• **Requirement**
Please copy out every line of the records below with no changes at all.

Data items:
==*==

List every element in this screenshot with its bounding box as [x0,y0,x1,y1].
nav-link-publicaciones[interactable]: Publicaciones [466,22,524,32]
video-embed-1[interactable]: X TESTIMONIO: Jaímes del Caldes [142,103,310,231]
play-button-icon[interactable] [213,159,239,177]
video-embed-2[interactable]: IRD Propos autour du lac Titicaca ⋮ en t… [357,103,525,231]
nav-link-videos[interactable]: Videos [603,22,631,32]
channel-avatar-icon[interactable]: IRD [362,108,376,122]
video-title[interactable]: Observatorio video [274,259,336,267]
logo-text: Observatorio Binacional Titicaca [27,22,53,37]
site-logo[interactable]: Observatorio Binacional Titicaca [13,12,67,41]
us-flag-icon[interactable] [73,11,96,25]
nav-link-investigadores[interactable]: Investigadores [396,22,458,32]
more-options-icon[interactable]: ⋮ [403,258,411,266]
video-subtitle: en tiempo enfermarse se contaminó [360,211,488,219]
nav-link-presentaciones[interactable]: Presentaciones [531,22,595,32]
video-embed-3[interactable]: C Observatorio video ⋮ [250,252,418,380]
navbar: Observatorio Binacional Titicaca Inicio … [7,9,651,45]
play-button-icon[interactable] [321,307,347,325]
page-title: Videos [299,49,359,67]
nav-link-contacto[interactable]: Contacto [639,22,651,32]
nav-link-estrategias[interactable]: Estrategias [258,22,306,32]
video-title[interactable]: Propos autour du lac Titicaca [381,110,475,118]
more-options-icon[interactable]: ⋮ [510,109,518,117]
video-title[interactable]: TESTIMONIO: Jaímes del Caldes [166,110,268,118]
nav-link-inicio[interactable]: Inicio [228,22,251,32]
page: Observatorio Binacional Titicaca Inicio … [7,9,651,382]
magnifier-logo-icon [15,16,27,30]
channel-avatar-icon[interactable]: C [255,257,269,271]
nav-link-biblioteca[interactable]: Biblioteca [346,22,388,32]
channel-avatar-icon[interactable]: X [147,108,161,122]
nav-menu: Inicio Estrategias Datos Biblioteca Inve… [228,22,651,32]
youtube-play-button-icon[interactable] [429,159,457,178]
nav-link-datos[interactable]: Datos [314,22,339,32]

==*==

• **Solution to this task**
List every element in this screenshot with its bounding box as [x0,y0,x1,y1].
nav-link-publicaciones[interactable]: Publicaciones [466,22,524,32]
video-embed-1[interactable]: X TESTIMONIO: Jaímes del Caldes [142,103,310,231]
play-button-icon[interactable] [213,159,239,177]
video-embed-2[interactable]: IRD Propos autour du lac Titicaca ⋮ en t… [357,103,525,231]
nav-link-videos[interactable]: Videos [603,22,631,32]
channel-avatar-icon[interactable]: IRD [362,108,376,122]
video-title[interactable]: Observatorio video [274,259,336,267]
logo-text: Observatorio Binacional Titicaca [27,22,53,37]
site-logo[interactable]: Observatorio Binacional Titicaca [13,12,67,41]
us-flag-icon[interactable] [73,11,96,25]
nav-link-investigadores[interactable]: Investigadores [396,22,458,32]
more-options-icon[interactable]: ⋮ [403,258,411,266]
video-subtitle: en tiempo enfermarse se contaminó [360,211,488,219]
nav-link-presentaciones[interactable]: Presentaciones [531,22,595,32]
video-embed-3[interactable]: C Observatorio video ⋮ [250,252,418,380]
navbar: Observatorio Binacional Titicaca Inicio … [7,9,651,45]
play-button-icon[interactable] [321,307,347,325]
page-title: Videos [299,49,359,67]
nav-link-contacto[interactable]: Contacto [639,22,651,32]
nav-link-estrategias[interactable]: Estrategias [258,22,306,32]
video-title[interactable]: Propos autour du lac Titicaca [381,110,475,118]
more-options-icon[interactable]: ⋮ [510,109,518,117]
video-title[interactable]: TESTIMONIO: Jaímes del Caldes [166,110,268,118]
nav-link-inicio[interactable]: Inicio [228,22,251,32]
page: Observatorio Binacional Titicaca Inicio … [7,9,651,382]
magnifier-logo-icon [15,16,27,30]
channel-avatar-icon[interactable]: C [255,257,269,271]
nav-link-biblioteca[interactable]: Biblioteca [346,22,388,32]
channel-avatar-icon[interactable]: X [147,108,161,122]
nav-menu: Inicio Estrategias Datos Biblioteca Inve… [228,22,651,32]
youtube-play-button-icon[interactable] [429,159,457,178]
nav-link-datos[interactable]: Datos [314,22,339,32]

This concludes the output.